Copy out the line containing "Decode this image" and each line after it, through the last one in the material, exactly as written.

_RECORDS TO PROCESS_
=======

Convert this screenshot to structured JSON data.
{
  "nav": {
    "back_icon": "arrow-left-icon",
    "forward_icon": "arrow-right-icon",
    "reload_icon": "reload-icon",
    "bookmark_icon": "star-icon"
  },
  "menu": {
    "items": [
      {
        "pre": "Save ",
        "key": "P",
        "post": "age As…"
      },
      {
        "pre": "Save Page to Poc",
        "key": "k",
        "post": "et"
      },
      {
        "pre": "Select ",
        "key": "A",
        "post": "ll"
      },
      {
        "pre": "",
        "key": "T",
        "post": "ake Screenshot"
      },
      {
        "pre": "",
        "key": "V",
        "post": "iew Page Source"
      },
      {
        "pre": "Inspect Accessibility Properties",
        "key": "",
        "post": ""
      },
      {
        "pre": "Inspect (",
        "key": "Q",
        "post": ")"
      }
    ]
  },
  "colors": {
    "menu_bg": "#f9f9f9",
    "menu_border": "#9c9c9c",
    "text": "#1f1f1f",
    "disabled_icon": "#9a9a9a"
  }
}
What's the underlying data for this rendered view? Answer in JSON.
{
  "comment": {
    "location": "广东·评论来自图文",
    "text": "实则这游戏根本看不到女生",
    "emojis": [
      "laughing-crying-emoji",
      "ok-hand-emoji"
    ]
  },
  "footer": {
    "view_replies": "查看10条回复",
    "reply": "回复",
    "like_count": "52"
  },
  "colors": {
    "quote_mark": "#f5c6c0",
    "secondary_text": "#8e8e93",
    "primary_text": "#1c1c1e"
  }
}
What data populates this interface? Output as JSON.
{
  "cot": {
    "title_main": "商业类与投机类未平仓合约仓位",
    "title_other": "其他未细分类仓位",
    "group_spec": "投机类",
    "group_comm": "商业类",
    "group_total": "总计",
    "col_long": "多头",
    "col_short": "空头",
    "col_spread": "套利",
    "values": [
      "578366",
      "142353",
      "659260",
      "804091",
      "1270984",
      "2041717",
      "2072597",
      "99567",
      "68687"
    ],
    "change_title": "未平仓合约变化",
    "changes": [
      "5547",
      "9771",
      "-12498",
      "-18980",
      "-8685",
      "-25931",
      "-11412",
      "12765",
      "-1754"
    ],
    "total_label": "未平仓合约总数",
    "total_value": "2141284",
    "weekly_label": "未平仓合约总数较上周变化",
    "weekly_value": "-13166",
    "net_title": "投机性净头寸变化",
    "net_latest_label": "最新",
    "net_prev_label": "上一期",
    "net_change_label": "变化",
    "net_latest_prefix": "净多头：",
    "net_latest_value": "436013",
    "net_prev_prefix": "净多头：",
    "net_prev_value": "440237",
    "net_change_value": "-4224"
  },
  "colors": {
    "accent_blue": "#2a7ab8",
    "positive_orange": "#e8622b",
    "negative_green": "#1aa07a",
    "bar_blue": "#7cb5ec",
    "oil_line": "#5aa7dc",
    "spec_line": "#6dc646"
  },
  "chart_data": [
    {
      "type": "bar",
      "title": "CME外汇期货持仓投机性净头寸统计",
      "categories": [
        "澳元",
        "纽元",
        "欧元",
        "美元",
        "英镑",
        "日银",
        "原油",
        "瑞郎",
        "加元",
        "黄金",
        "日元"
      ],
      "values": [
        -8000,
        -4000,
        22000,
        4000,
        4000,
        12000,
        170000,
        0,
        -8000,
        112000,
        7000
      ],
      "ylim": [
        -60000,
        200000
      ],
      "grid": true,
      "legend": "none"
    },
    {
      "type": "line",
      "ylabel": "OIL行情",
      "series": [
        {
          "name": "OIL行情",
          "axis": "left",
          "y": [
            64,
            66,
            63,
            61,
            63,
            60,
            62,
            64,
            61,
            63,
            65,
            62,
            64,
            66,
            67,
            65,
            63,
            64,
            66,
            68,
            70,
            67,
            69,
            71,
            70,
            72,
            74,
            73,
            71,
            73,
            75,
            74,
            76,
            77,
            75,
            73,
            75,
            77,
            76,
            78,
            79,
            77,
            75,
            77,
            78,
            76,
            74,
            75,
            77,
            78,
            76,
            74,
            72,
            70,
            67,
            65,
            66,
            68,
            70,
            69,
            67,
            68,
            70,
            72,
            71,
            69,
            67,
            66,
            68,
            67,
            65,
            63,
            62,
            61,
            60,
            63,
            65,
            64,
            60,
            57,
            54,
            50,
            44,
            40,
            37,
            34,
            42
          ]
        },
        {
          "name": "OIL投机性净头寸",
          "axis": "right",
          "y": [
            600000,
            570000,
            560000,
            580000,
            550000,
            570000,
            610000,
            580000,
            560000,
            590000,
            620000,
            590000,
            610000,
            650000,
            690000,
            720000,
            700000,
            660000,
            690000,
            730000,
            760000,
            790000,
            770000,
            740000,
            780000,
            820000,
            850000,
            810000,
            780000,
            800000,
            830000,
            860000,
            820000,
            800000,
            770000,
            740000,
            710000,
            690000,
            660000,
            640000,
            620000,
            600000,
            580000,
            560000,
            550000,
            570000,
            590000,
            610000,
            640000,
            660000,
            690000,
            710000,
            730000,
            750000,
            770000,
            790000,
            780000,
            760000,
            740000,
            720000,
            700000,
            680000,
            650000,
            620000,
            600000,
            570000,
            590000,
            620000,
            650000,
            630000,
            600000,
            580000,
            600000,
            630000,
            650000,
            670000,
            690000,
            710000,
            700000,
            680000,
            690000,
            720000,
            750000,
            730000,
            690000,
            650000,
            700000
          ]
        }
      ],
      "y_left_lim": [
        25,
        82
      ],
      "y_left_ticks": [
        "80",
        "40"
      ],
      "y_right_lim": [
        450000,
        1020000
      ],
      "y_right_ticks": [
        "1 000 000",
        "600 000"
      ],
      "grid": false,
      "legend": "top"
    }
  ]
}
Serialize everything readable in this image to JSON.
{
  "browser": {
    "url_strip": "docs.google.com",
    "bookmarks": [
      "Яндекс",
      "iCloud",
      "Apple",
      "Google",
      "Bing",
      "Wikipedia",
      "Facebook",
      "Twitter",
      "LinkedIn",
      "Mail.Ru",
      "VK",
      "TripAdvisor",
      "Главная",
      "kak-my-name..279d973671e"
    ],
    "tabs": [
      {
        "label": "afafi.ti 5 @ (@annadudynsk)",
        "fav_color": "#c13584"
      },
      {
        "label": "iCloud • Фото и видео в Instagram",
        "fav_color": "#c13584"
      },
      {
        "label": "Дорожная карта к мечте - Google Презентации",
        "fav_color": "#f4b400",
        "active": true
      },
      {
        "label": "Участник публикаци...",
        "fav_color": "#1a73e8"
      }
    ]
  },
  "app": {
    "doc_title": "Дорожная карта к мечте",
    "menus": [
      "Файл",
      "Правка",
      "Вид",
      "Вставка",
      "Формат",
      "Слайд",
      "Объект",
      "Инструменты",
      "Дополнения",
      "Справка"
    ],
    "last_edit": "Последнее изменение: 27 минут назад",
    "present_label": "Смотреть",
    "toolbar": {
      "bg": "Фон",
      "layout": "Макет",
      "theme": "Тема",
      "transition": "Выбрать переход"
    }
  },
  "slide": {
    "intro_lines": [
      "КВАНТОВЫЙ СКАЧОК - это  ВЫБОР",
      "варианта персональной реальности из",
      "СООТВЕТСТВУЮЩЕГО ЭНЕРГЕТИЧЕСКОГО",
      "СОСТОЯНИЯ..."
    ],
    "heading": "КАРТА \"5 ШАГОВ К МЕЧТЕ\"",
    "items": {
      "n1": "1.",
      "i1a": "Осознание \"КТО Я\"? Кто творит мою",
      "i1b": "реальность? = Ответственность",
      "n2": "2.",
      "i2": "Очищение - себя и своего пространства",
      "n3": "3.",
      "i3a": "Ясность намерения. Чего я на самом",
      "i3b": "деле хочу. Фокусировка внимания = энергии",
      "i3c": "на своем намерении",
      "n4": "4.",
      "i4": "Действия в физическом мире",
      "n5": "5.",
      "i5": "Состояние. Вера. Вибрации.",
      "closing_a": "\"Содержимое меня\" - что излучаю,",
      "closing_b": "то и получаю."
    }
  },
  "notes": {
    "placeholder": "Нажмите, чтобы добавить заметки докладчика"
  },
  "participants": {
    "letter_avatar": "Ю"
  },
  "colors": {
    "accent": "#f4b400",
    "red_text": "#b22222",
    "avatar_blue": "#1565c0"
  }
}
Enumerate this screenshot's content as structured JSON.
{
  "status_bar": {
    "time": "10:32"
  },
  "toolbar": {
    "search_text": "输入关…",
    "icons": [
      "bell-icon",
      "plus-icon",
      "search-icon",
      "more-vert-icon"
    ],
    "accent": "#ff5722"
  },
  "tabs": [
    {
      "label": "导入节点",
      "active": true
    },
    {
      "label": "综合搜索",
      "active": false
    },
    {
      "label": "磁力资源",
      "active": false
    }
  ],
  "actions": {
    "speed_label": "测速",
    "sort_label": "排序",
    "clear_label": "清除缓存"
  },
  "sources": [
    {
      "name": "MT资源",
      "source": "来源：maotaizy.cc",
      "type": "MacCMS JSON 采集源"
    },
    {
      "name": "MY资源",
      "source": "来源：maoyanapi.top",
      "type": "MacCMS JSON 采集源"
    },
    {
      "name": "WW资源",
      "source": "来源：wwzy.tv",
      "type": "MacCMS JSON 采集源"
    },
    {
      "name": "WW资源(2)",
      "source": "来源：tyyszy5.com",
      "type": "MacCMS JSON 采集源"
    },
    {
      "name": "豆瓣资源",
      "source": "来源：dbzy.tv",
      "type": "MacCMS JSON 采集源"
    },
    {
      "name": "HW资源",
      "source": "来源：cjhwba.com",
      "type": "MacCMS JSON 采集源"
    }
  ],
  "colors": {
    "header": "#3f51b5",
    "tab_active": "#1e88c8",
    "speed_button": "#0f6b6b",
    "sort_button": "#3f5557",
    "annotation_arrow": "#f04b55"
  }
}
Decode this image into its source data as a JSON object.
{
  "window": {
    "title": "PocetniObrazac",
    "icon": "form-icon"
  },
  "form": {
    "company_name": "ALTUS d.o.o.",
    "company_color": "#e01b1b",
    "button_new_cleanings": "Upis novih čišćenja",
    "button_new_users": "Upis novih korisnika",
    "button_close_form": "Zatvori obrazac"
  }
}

=======

_SOLVED EXERCISE_
Decode this image into its source data as a JSON object.
{
  "window": {
    "title": "PocetniObrazac",
    "icon": "form-icon"
  },
  "form": {
    "company_name": "ALTUS d.o.o.",
    "company_color": "#e01b1b",
    "button_new_cleanings": "Upis novih čišćenja",
    "button_new_users": "Upis novih korisnika",
    "button_close_form": "Zatvori obrazac"
  }
}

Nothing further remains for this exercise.